Objective → Reproduce without alteration every line from the beginning of the records down to and including the line containing "source-note: FONTE: Mistério".

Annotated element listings
——————————

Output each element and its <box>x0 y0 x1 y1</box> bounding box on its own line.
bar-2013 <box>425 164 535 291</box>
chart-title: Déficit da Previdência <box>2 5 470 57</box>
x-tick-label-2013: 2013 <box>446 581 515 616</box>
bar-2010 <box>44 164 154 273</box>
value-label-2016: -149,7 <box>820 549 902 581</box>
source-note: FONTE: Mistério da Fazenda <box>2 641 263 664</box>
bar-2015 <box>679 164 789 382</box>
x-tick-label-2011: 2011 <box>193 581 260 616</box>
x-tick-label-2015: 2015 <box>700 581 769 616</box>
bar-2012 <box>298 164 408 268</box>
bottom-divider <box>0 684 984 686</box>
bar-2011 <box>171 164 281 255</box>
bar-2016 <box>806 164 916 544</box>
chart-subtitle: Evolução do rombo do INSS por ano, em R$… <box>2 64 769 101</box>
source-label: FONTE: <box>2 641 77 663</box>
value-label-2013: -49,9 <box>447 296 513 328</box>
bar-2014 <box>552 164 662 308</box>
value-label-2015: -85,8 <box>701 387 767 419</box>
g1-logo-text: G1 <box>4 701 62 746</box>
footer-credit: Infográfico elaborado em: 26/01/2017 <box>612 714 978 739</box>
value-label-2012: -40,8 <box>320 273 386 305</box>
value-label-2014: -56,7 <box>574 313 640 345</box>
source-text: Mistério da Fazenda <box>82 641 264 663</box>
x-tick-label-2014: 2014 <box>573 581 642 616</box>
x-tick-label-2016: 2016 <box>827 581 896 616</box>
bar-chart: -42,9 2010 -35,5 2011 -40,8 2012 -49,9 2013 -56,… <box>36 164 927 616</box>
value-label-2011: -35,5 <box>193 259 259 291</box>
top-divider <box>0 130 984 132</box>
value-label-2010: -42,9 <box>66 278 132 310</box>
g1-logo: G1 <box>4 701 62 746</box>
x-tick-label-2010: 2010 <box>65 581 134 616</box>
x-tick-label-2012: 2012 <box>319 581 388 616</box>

——————————

Expected output →
Output each element and its <box>x0 y0 x1 y1</box> bounding box on its own line.
bar-2013 <box>425 164 535 291</box>
chart-title: Déficit da Previdência <box>2 5 470 57</box>
x-tick-label-2013: 2013 <box>446 581 515 616</box>
bar-2010 <box>44 164 154 273</box>
value-label-2016: -149,7 <box>820 549 902 581</box>
source-note: FONTE: Mistério da Fazenda <box>2 641 263 664</box>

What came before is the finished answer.